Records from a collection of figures

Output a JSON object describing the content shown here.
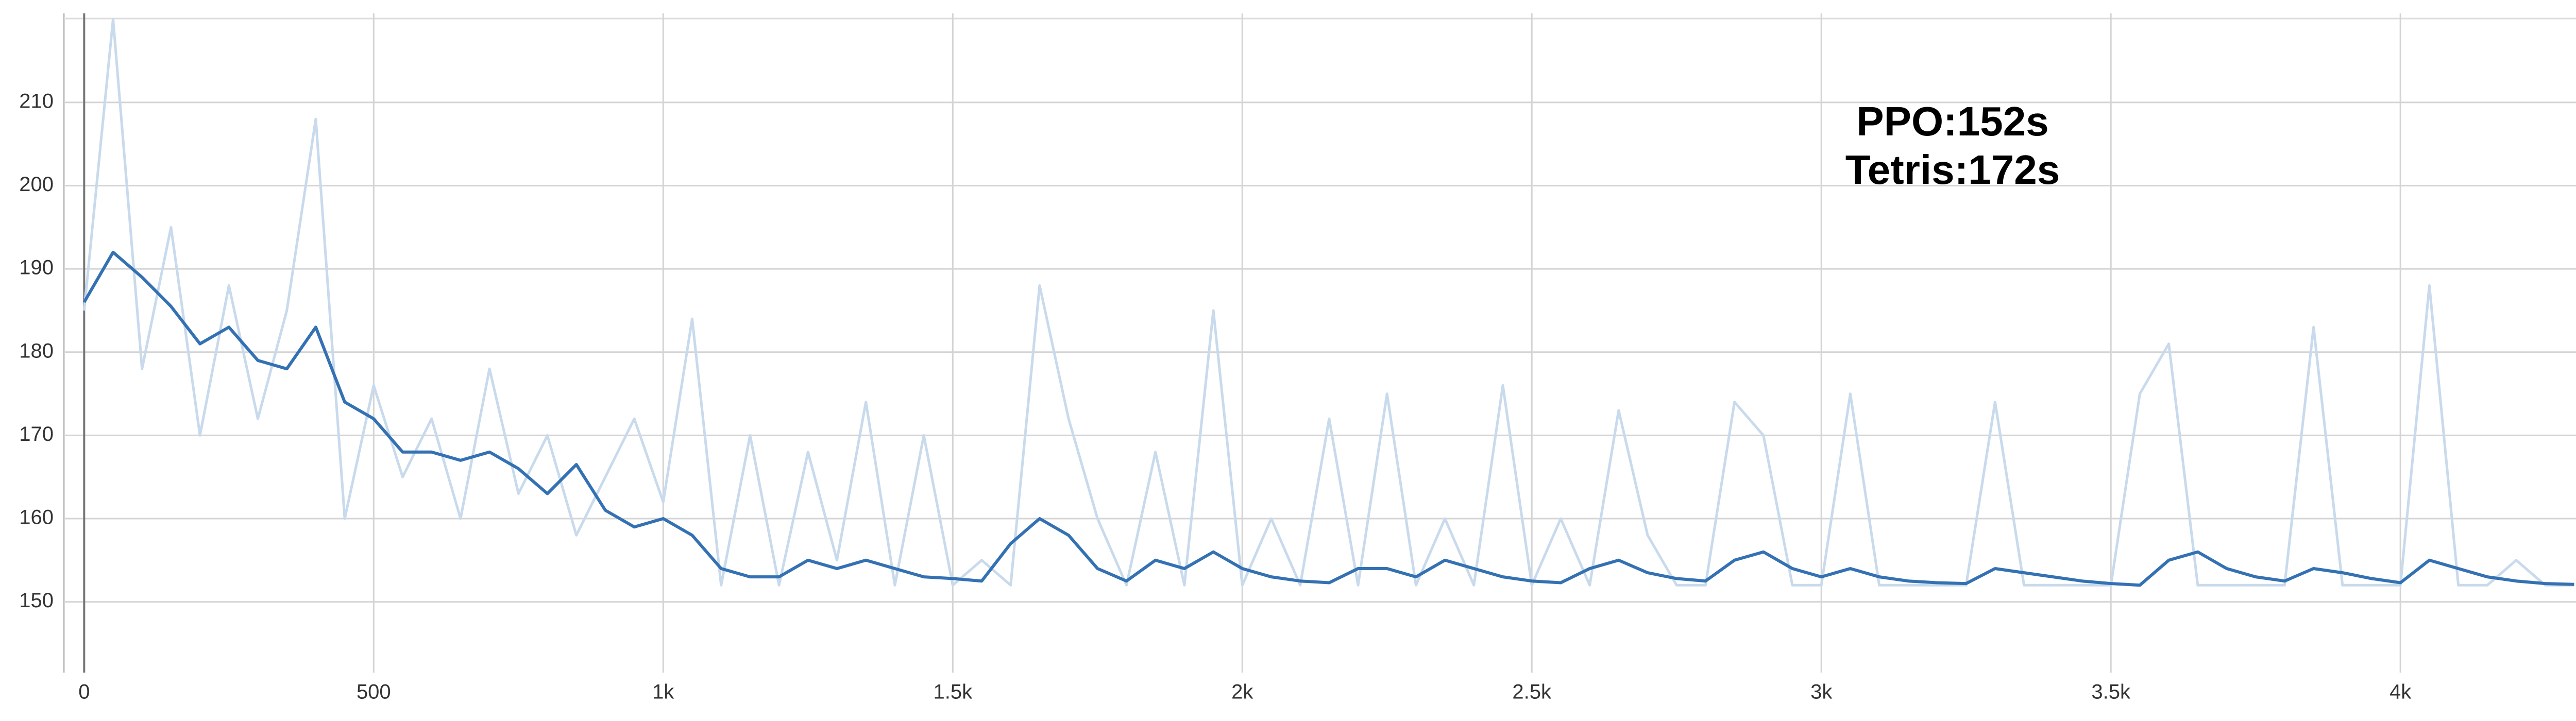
{
  "chart_data": {
    "type": "line",
    "annotations": [
      "PPO:152s",
      "Tetris:172s"
    ],
    "x": [
      0,
      50,
      100,
      150,
      200,
      250,
      300,
      350,
      400,
      450,
      500,
      550,
      600,
      650,
      700,
      750,
      800,
      850,
      900,
      950,
      1000,
      1050,
      1100,
      1150,
      1200,
      1250,
      1300,
      1350,
      1400,
      1450,
      1500,
      1550,
      1600,
      1650,
      1700,
      1750,
      1800,
      1850,
      1900,
      1950,
      2000,
      2050,
      2100,
      2150,
      2200,
      2250,
      2300,
      2350,
      2400,
      2450,
      2500,
      2550,
      2600,
      2650,
      2700,
      2750,
      2800,
      2850,
      2900,
      2950,
      3000,
      3050,
      3100,
      3150,
      3200,
      3250,
      3300,
      3350,
      3400,
      3450,
      3500,
      3550,
      3600,
      3650,
      3700,
      3750,
      3800,
      3850,
      3900,
      3950,
      4000,
      4050,
      4100,
      4150,
      4200,
      4250,
      4300
    ],
    "series": [
      {
        "color": "#c8daec",
        "values": [
          185,
          220,
          178,
          195,
          170,
          188,
          172,
          185,
          208,
          160,
          176,
          165,
          172,
          160,
          178,
          163,
          170,
          158,
          165,
          172,
          162,
          184,
          152,
          170,
          152,
          168,
          155,
          174,
          152,
          170,
          152,
          155,
          152,
          188,
          172,
          160,
          152,
          168,
          152,
          185,
          152,
          160,
          152,
          172,
          152,
          175,
          152,
          160,
          152,
          176,
          152,
          160,
          152,
          173,
          158,
          152,
          152,
          174,
          170,
          152,
          152,
          175,
          152,
          152,
          152,
          152,
          174,
          152,
          152,
          152,
          152,
          175,
          181,
          152,
          152,
          152,
          152,
          183,
          152,
          152,
          152,
          188,
          152,
          152,
          155,
          152,
          152
        ]
      },
      {
        "color": "#3371b3",
        "values": [
          186,
          192,
          189,
          185.5,
          181,
          183,
          179,
          178,
          183,
          174,
          172,
          168,
          168,
          167,
          168,
          166,
          163,
          166.5,
          161,
          159,
          160,
          158,
          154,
          153,
          153,
          155,
          154,
          155,
          154,
          153,
          152.8,
          152.5,
          157,
          160,
          158,
          154,
          152.5,
          155,
          154,
          156,
          154,
          153,
          152.5,
          152.3,
          154,
          154,
          153,
          155,
          154,
          153,
          152.5,
          152.3,
          154,
          155,
          153.5,
          152.8,
          152.5,
          155,
          156,
          154,
          153,
          154,
          153,
          152.5,
          152.3,
          152.2,
          154,
          153.5,
          153,
          152.5,
          152.2,
          152,
          155,
          156,
          154,
          153,
          152.5,
          154,
          153.5,
          152.8,
          152.3,
          155,
          154,
          153,
          152.5,
          152.2,
          152.1
        ]
      }
    ],
    "xlim": [
      -35,
      4410
    ],
    "ylim": [
      141.5,
      220.7
    ],
    "xticks": [
      0,
      500,
      {
        "value": 1000,
        "label": "1k"
      },
      {
        "value": 1500,
        "label": "1.5k"
      },
      {
        "value": 2000,
        "label": "2k"
      },
      {
        "value": 2500,
        "label": "2.5k"
      },
      {
        "value": 3000,
        "label": "3k"
      },
      {
        "value": 3500,
        "label": "3.5k"
      },
      {
        "value": 4000,
        "label": "4k"
      }
    ],
    "yticks": [
      150,
      160,
      170,
      180,
      190,
      200,
      210
    ],
    "grid": true
  }
}
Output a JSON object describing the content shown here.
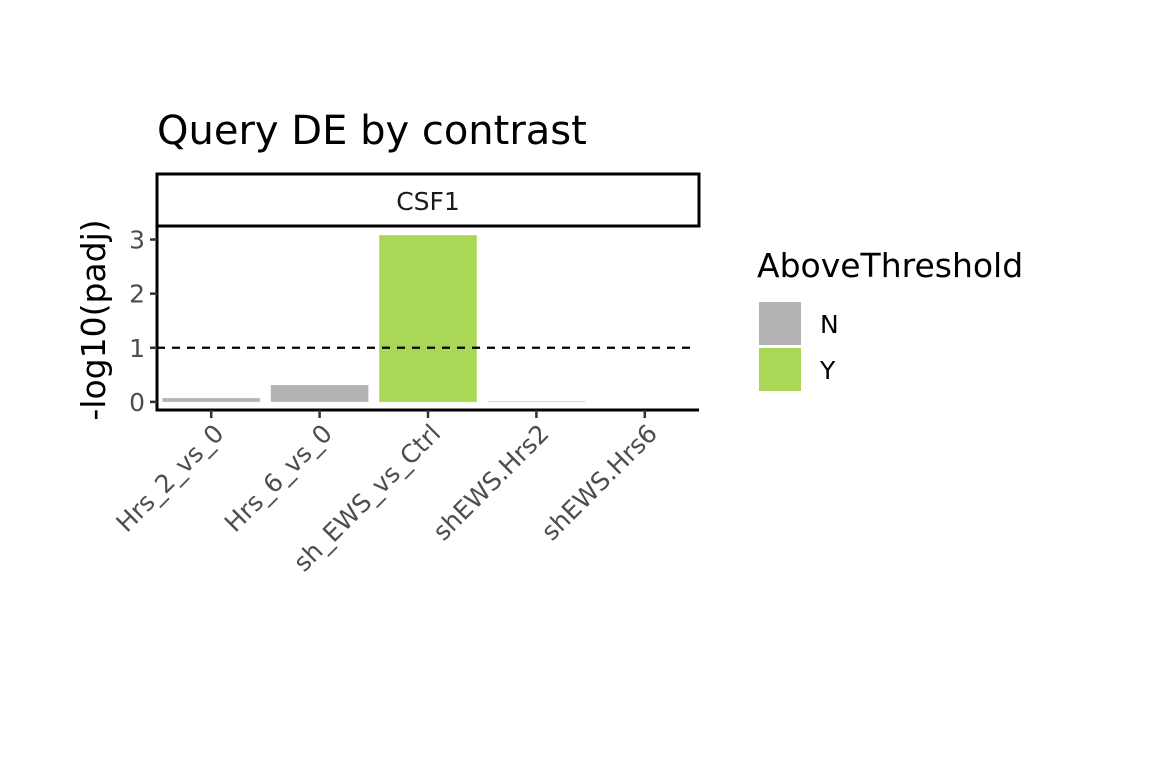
{
  "chart_data": {
    "type": "bar",
    "title": "Query DE by contrast",
    "facet_label": "CSF1",
    "xlabel": "",
    "ylabel": "-log10(padj)",
    "categories": [
      "Hrs_2_vs_0",
      "Hrs_6_vs_0",
      "sh_EWS_vs_Ctrl",
      "shEWS.Hrs2",
      "shEWS.Hrs6"
    ],
    "values": [
      0.07,
      0.31,
      3.08,
      0.01,
      0.0
    ],
    "above_threshold": [
      "N",
      "N",
      "Y",
      "N",
      "N"
    ],
    "threshold": 1,
    "ylim": [
      -0.15,
      3.25
    ],
    "yticks": [
      0,
      1,
      2,
      3
    ],
    "legend": {
      "title": "AboveThreshold",
      "placement": "right",
      "entries": [
        {
          "key": "N",
          "label": "N",
          "color": "#b3b3b3"
        },
        {
          "key": "Y",
          "label": "Y",
          "color": "#a8d855"
        }
      ]
    },
    "grid": false
  }
}
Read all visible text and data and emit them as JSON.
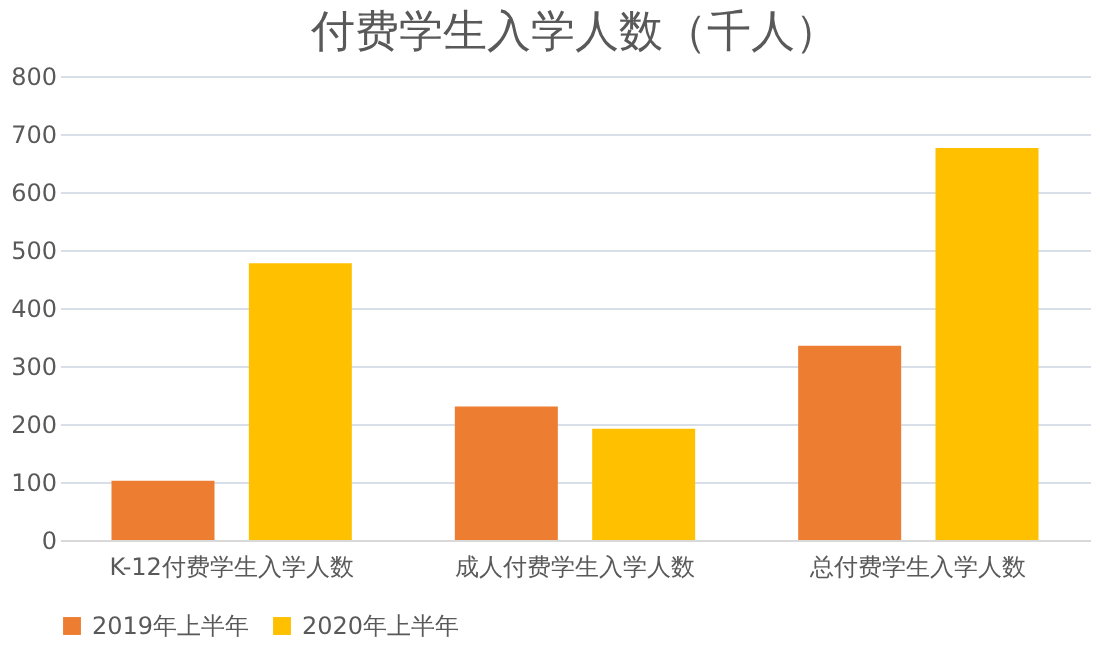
{
  "chart_data": {
    "type": "bar",
    "title": "付费学生入学人数（千人）",
    "categories": [
      "K-12付费学生入学人数",
      "成人付费学生入学人数",
      "总付费学生入学人数"
    ],
    "series": [
      {
        "name": "2019年上半年",
        "color": "#ed7d31",
        "values": [
          102,
          230,
          335
        ]
      },
      {
        "name": "2020年上半年",
        "color": "#ffc000",
        "values": [
          477,
          192,
          676
        ]
      }
    ],
    "ylim": [
      0,
      800
    ],
    "yticks": [
      0,
      100,
      200,
      300,
      400,
      500,
      600,
      700,
      800
    ],
    "grid": "y",
    "legend": "bottom"
  }
}
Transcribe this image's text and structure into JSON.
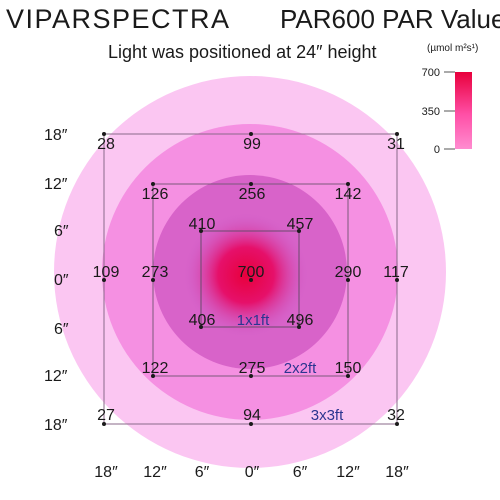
{
  "header": {
    "brand": "VIPARSPECTRA",
    "model": "PAR600 PAR Value",
    "subtitle": "Light was positioned at 24″ height"
  },
  "legend": {
    "unit": "(µmol m²s¹)",
    "ticks": [
      "700",
      "350",
      "0"
    ],
    "colors": {
      "high": "#e8003c",
      "low": "#ff8cd0"
    }
  },
  "axes": {
    "y_labels": [
      "18″",
      "12″",
      "6″",
      "0″",
      "6″",
      "12″",
      "18″"
    ],
    "x_labels": [
      "18″",
      "12″",
      "6″",
      "0″",
      "6″",
      "12″",
      "18″"
    ]
  },
  "zones": {
    "outer": "#fbc6f2",
    "mid": "#f590e2",
    "inner": "#d863c9",
    "core": "#e6106a"
  },
  "areas": {
    "a1": "1x1ft",
    "a2": "2x2ft",
    "a3": "3x3ft"
  },
  "values": {
    "r3": [
      "28",
      "99",
      "31",
      "109",
      "117",
      "27",
      "94",
      "32"
    ],
    "r2": [
      "126",
      "256",
      "142",
      "273",
      "290",
      "122",
      "275",
      "150"
    ],
    "r1": [
      "410",
      "457",
      "406",
      "496"
    ],
    "center": "700"
  }
}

# AIM:
Quote the records above in full, dropping each picture.

# RESULT OF THE EXERCISE:
Output a JSON object describing the content shown here.
{
  "chart_data": {
    "type": "line",
    "annotations": [
      "PPO:152s",
      "Tetris:172s"
    ],
    "x": [
      0,
      50,
      100,
      150,
      200,
      250,
      300,
      350,
      400,
      450,
      500,
      550,
      600,
      650,
      700,
      750,
      800,
      850,
      900,
      950,
      1000,
      1050,
      1100,
      1150,
      1200,
      1250,
      1300,
      1350,
      1400,
      1450,
      1500,
      1550,
      1600,
      1650,
      1700,
      1750,
      1800,
      1850,
      1900,
      1950,
      2000,
      2050,
      2100,
      2150,
      2200,
      2250,
      2300,
      2350,
      2400,
      2450,
      2500,
      2550,
      2600,
      2650,
      2700,
      2750,
      2800,
      2850,
      2900,
      2950,
      3000,
      3050,
      3100,
      3150,
      3200,
      3250,
      3300,
      3350,
      3400,
      3450,
      3500,
      3550,
      3600,
      3650,
      3700,
      3750,
      3800,
      3850,
      3900,
      3950,
      4000,
      4050,
      4100,
      4150,
      4200,
      4250,
      4300
    ],
    "series": [
      {
        "color": "#c8daec",
        "values": [
          185,
          220,
          178,
          195,
          170,
          188,
          172,
          185,
          208,
          160,
          176,
          165,
          172,
          160,
          178,
          163,
          170,
          158,
          165,
          172,
          162,
          184,
          152,
          170,
          152,
          168,
          155,
          174,
          152,
          170,
          152,
          155,
          152,
          188,
          172,
          160,
          152,
          168,
          152,
          185,
          152,
          160,
          152,
          172,
          152,
          175,
          152,
          160,
          152,
          176,
          152,
          160,
          152,
          173,
          158,
          152,
          152,
          174,
          170,
          152,
          152,
          175,
          152,
          152,
          152,
          152,
          174,
          152,
          152,
          152,
          152,
          175,
          181,
          152,
          152,
          152,
          152,
          183,
          152,
          152,
          152,
          188,
          152,
          152,
          155,
          152,
          152
        ]
      },
      {
        "color": "#3371b3",
        "values": [
          186,
          192,
          189,
          185.5,
          181,
          183,
          179,
          178,
          183,
          174,
          172,
          168,
          168,
          167,
          168,
          166,
          163,
          166.5,
          161,
          159,
          160,
          158,
          154,
          153,
          153,
          155,
          154,
          155,
          154,
          153,
          152.8,
          152.5,
          157,
          160,
          158,
          154,
          152.5,
          155,
          154,
          156,
          154,
          153,
          152.5,
          152.3,
          154,
          154,
          153,
          155,
          154,
          153,
          152.5,
          152.3,
          154,
          155,
          153.5,
          152.8,
          152.5,
          155,
          156,
          154,
          153,
          154,
          153,
          152.5,
          152.3,
          152.2,
          154,
          153.5,
          153,
          152.5,
          152.2,
          152,
          155,
          156,
          154,
          153,
          152.5,
          154,
          153.5,
          152.8,
          152.3,
          155,
          154,
          153,
          152.5,
          152.2,
          152.1
        ]
      }
    ],
    "xlim": [
      -35,
      4410
    ],
    "ylim": [
      141.5,
      220.7
    ],
    "xticks": [
      0,
      500,
      {
        "value": 1000,
        "label": "1k"
      },
      {
        "value": 1500,
        "label": "1.5k"
      },
      {
        "value": 2000,
        "label": "2k"
      },
      {
        "value": 2500,
        "label": "2.5k"
      },
      {
        "value": 3000,
        "label": "3k"
      },
      {
        "value": 3500,
        "label": "3.5k"
      },
      {
        "value": 4000,
        "label": "4k"
      }
    ],
    "yticks": [
      150,
      160,
      170,
      180,
      190,
      200,
      210
    ],
    "grid": true
  }
}
Output a JSON object describing the content shown here.
{
  "chart_data": {
    "type": "bar",
    "title": "Query DE by contrast",
    "facet_label": "CSF1",
    "xlabel": "",
    "ylabel": "-log10(padj)",
    "categories": [
      "Hrs_2_vs_0",
      "Hrs_6_vs_0",
      "sh_EWS_vs_Ctrl",
      "shEWS.Hrs2",
      "shEWS.Hrs6"
    ],
    "values": [
      0.07,
      0.31,
      3.08,
      0.01,
      0.0
    ],
    "above_threshold": [
      "N",
      "N",
      "Y",
      "N",
      "N"
    ],
    "threshold": 1,
    "ylim": [
      -0.15,
      3.25
    ],
    "yticks": [
      0,
      1,
      2,
      3
    ],
    "legend": {
      "title": "AboveThreshold",
      "placement": "right",
      "entries": [
        {
          "key": "N",
          "label": "N",
          "color": "#b3b3b3"
        },
        {
          "key": "Y",
          "label": "Y",
          "color": "#a8d855"
        }
      ]
    },
    "grid": false
  }
}
Read all visible text and data and emit them as JSON.
{
  "chart_data": {
    "type": "bar",
    "title": "付费学生入学人数（千人）",
    "categories": [
      "K-12付费学生入学人数",
      "成人付费学生入学人数",
      "总付费学生入学人数"
    ],
    "series": [
      {
        "name": "2019年上半年",
        "color": "#ed7d31",
        "values": [
          102,
          230,
          335
        ]
      },
      {
        "name": "2020年上半年",
        "color": "#ffc000",
        "values": [
          477,
          192,
          676
        ]
      }
    ],
    "ylim": [
      0,
      800
    ],
    "yticks": [
      0,
      100,
      200,
      300,
      400,
      500,
      600,
      700,
      800
    ],
    "grid": "y",
    "legend": "bottom"
  }
}
Transcribe this image's text and structure into JSON.
{
  "header": {
    "brand": "VIPARSPECTRA",
    "model": "PAR600 PAR Value",
    "subtitle": "Light was positioned at 24″ height"
  },
  "legend": {
    "unit": "(µmol m²s¹)",
    "ticks": [
      "700",
      "350",
      "0"
    ],
    "colors": {
      "high": "#e8003c",
      "low": "#ff8cd0"
    }
  },
  "axes": {
    "y_labels": [
      "18″",
      "12″",
      "6″",
      "0″",
      "6″",
      "12″",
      "18″"
    ],
    "x_labels": [
      "18″",
      "12″",
      "6″",
      "0″",
      "6″",
      "12″",
      "18″"
    ]
  },
  "zones": {
    "outer": "#fbc6f2",
    "mid": "#f590e2",
    "inner": "#d863c9",
    "core": "#e6106a"
  },
  "areas": {
    "a1": "1x1ft",
    "a2": "2x2ft",
    "a3": "3x3ft"
  },
  "values": {
    "r3": [
      "28",
      "99",
      "31",
      "109",
      "117",
      "27",
      "94",
      "32"
    ],
    "r2": [
      "126",
      "256",
      "142",
      "273",
      "290",
      "122",
      "275",
      "150"
    ],
    "r1": [
      "410",
      "457",
      "406",
      "496"
    ],
    "center": "700"
  }
}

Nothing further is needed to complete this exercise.